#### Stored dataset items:
···

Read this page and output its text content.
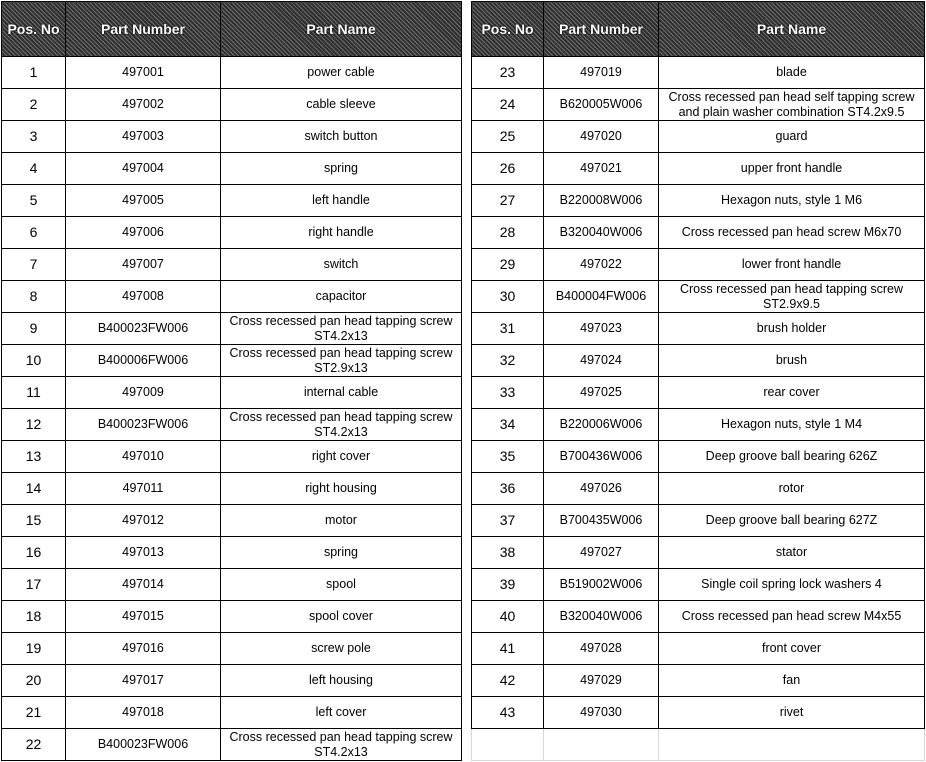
Pos. No	Part Number	Part Name
1	497001	power cable
2	497002	cable sleeve
3	497003	switch button
4	497004	spring
5	497005	left handle
6	497006	right handle
7	497007	switch
8	497008	capacitor
9	B400023FW006	Cross recessed pan head tapping screw ST4.2x13
10	B400006FW006	Cross recessed pan head tapping screw ST2.9x13
11	497009	internal cable
12	B400023FW006	Cross recessed pan head tapping screw ST4.2x13
13	497010	right cover
14	497011	right housing
15	497012	motor
16	497013	spring
17	497014	spool
18	497015	spool cover
19	497016	screw pole
20	497017	left housing
21	497018	left cover
22	B400023FW006	Cross recessed pan head tapping screw ST4.2x13
Pos. No	Part Number	Part Name
23	497019	blade
24	B620005W006	Cross recessed pan head self tapping screw and plain washer combination ST4.2x9.5
25	497020	guard
26	497021	upper front handle
27	B220008W006	Hexagon nuts, style 1 M6
28	B320040W006	Cross recessed pan head screw M6x70
29	497022	lower front handle
30	B400004FW006	Cross recessed pan head tapping screw ST2.9x9.5
31	497023	brush holder
32	497024	brush
33	497025	rear cover
34	B220006W006	Hexagon nuts, style 1 M4
35	B700436W006	Deep groove ball bearing 626Z
36	497026	rotor
37	B700435W006	Deep groove ball bearing 627Z
38	497027	stator
39	B519002W006	Single coil spring lock washers 4
40	B320040W006	Cross recessed pan head screw M4x55
41	497028	front cover
42	497029	fan
43	497030	rivet
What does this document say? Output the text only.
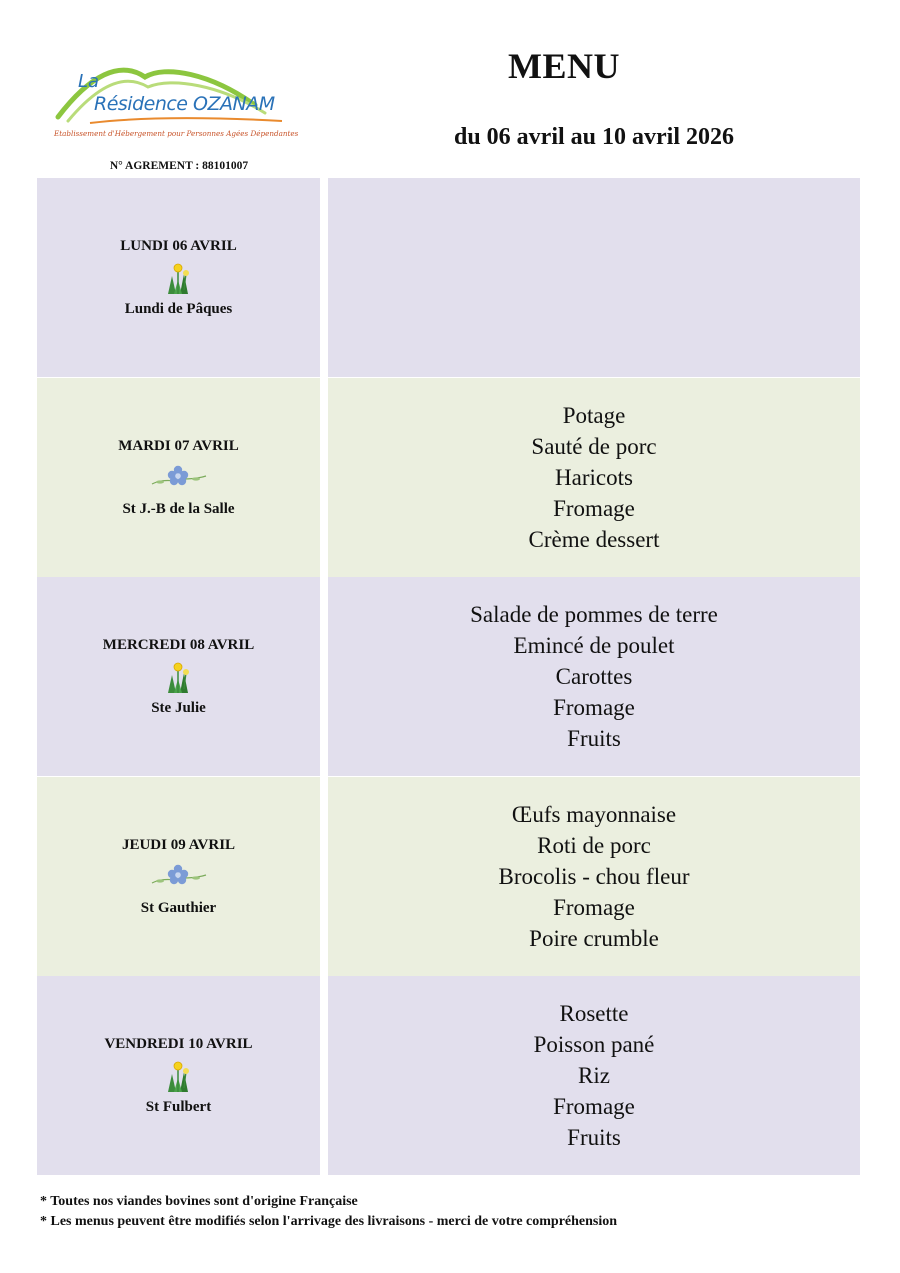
La
Résidence OZANAM
Etablissement d'Hébergement pour Personnes Agées Dépendantes
N° AGREMENT : 88101007
MENU
du 06 avril au 10 avril 2026
LUNDI 06 AVRIL
Lundi de Pâques
MARDI 07 AVRIL
St J.-B de la Salle
Potage
Sauté de porc
Haricots
Fromage
Crème dessert
MERCREDI 08 AVRIL
Ste Julie
Salade de pommes de terre
Emincé de poulet
Carottes
Fromage
Fruits
JEUDI 09 AVRIL
St Gauthier
Œufs mayonnaise
Roti de porc
Brocolis - chou fleur
Fromage
Poire crumble
VENDREDI 10 AVRIL
St Fulbert
Rosette
Poisson pané
Riz
Fromage
Fruits
* Toutes nos viandes bovines sont d'origine Française
* Les menus peuvent être modifiés selon l'arrivage des livraisons - merci de votre compréhension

···

Reproduce the records above exactly, leaving out every picture they contain.

#### Expected answer:
Read this page and output its text content.
Pos. No	Part Number	Part Name
1	497001	power cable
2	497002	cable sleeve
3	497003	switch button
4	497004	spring
5	497005	left handle
6	497006	right handle
7	497007	switch
8	497008	capacitor
9	B400023FW006	Cross recessed pan head tapping screw ST4.2x13
10	B400006FW006	Cross recessed pan head tapping screw ST2.9x13
11	497009	internal cable
12	B400023FW006	Cross recessed pan head tapping screw ST4.2x13
13	497010	right cover
14	497011	right housing
15	497012	motor
16	497013	spring
17	497014	spool
18	497015	spool cover
19	497016	screw pole
20	497017	left housing
21	497018	left cover
22	B400023FW006	Cross recessed pan head tapping screw ST4.2x13
Pos. No	Part Number	Part Name
23	497019	blade
24	B620005W006	Cross recessed pan head self tapping screw and plain washer combination ST4.2x9.5
25	497020	guard
26	497021	upper front handle
27	B220008W006	Hexagon nuts, style 1 M6
28	B320040W006	Cross recessed pan head screw M6x70
29	497022	lower front handle
30	B400004FW006	Cross recessed pan head tapping screw ST2.9x9.5
31	497023	brush holder
32	497024	brush
33	497025	rear cover
34	B220006W006	Hexagon nuts, style 1 M4
35	B700436W006	Deep groove ball bearing 626Z
36	497026	rotor
37	B700435W006	Deep groove ball bearing 627Z
38	497027	stator
39	B519002W006	Single coil spring lock washers 4
40	B320040W006	Cross recessed pan head screw M4x55
41	497028	front cover
42	497029	fan
43	497030	rivet
What does this document say? Output the text only.
La
Résidence OZANAM
Etablissement d'Hébergement pour Personnes Agées Dépendantes
N° AGREMENT : 88101007
MENU
du 06 avril au 10 avril 2026
LUNDI 06 AVRIL
Lundi de Pâques
MARDI 07 AVRIL
St J.-B de la Salle
Potage
Sauté de porc
Haricots
Fromage
Crème dessert
MERCREDI 08 AVRIL
Ste Julie
Salade de pommes de terre
Emincé de poulet
Carottes
Fromage
Fruits
JEUDI 09 AVRIL
St Gauthier
Œufs mayonnaise
Roti de porc
Brocolis - chou fleur
Fromage
Poire crumble
VENDREDI 10 AVRIL
St Fulbert
Rosette
Poisson pané
Riz
Fromage
Fruits
* Toutes nos viandes bovines sont d'origine Française
* Les menus peuvent être modifiés selon l'arrivage des livraisons - merci de votre compréhension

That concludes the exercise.